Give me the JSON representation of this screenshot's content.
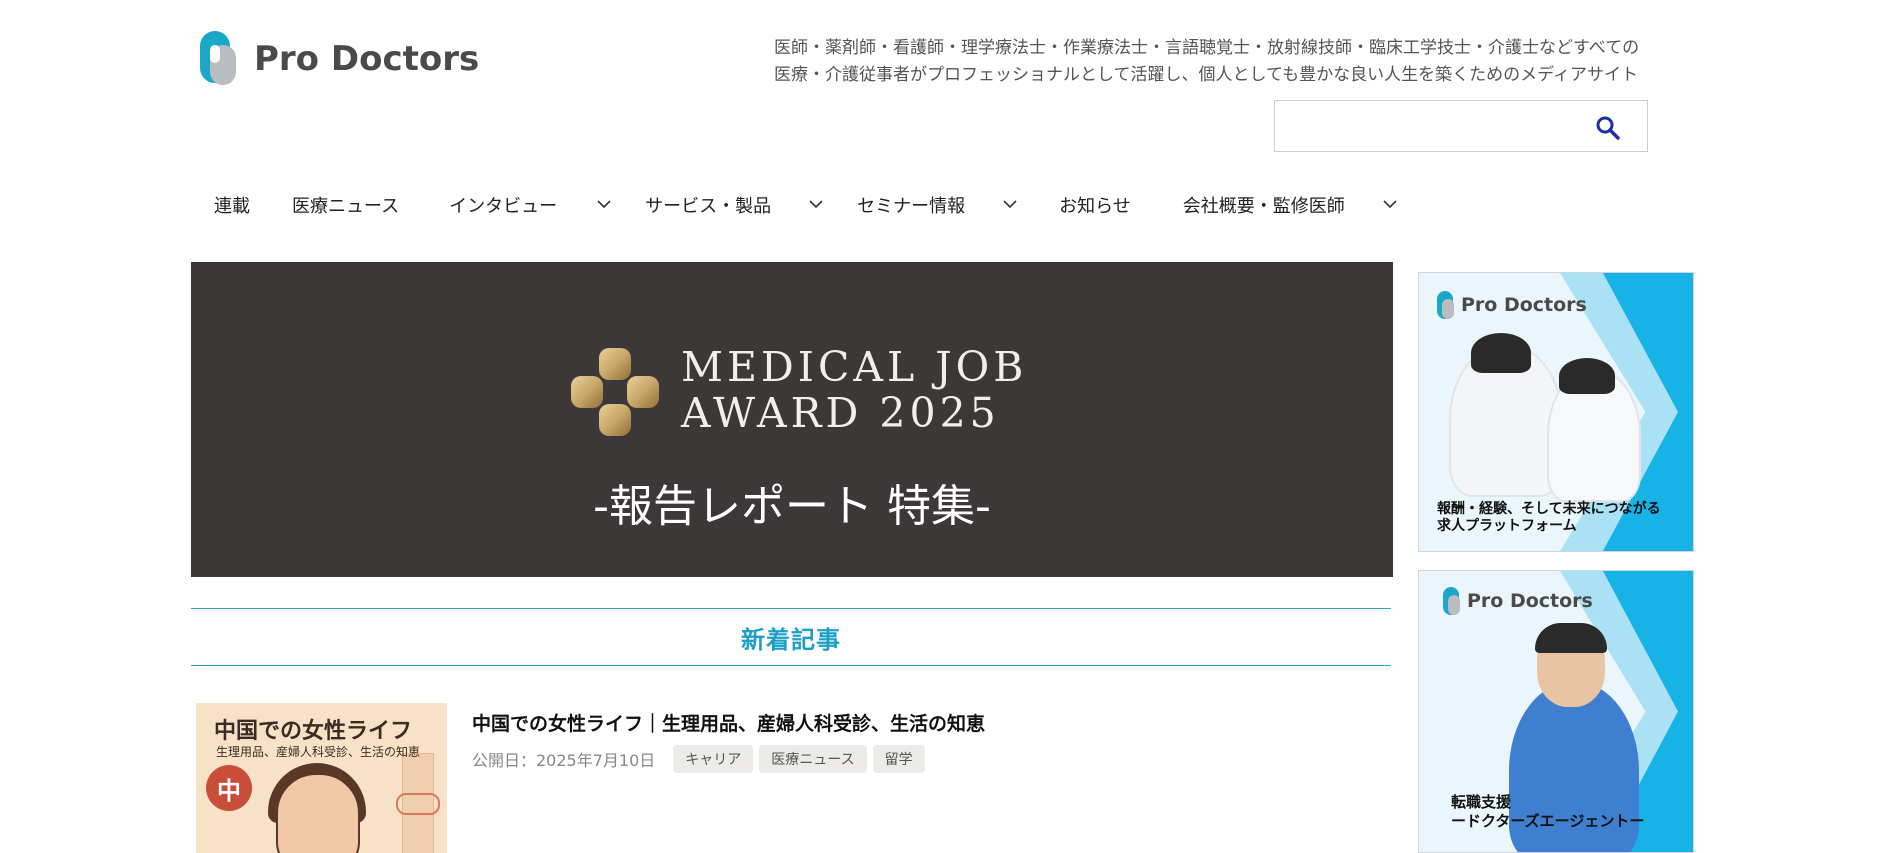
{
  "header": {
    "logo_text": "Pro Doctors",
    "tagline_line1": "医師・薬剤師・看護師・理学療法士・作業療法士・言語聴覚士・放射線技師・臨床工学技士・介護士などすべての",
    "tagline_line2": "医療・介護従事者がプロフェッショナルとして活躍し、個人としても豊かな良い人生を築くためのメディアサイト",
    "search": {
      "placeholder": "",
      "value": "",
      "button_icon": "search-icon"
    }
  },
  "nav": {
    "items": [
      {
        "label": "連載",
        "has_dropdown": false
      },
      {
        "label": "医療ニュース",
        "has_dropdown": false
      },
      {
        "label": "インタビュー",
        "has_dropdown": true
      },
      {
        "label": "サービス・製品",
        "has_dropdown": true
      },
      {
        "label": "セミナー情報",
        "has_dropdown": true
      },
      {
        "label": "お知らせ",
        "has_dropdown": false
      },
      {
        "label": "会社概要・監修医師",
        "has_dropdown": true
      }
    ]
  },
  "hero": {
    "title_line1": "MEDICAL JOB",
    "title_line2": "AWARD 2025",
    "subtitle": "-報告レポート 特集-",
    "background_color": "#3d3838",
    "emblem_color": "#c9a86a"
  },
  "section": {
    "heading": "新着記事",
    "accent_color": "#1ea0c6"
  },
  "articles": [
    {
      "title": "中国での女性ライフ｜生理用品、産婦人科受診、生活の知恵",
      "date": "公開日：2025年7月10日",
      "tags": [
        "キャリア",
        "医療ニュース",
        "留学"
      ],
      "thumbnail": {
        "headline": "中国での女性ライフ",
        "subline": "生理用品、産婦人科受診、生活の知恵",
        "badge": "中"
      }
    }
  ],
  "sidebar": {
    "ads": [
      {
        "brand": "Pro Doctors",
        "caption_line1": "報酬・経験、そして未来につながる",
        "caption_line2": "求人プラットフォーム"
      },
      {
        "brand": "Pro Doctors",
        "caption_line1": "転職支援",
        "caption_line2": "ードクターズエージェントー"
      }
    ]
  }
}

* * *

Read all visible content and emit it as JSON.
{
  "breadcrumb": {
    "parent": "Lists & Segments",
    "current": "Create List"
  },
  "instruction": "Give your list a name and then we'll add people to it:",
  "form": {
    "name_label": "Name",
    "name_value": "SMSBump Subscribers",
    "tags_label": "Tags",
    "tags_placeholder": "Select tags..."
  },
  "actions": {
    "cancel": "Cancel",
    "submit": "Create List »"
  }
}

■ WRITTEN REQUEST: Some lines of the data above may hold the word "Create"; report how many do, and nothing else.

■ RESULT: 2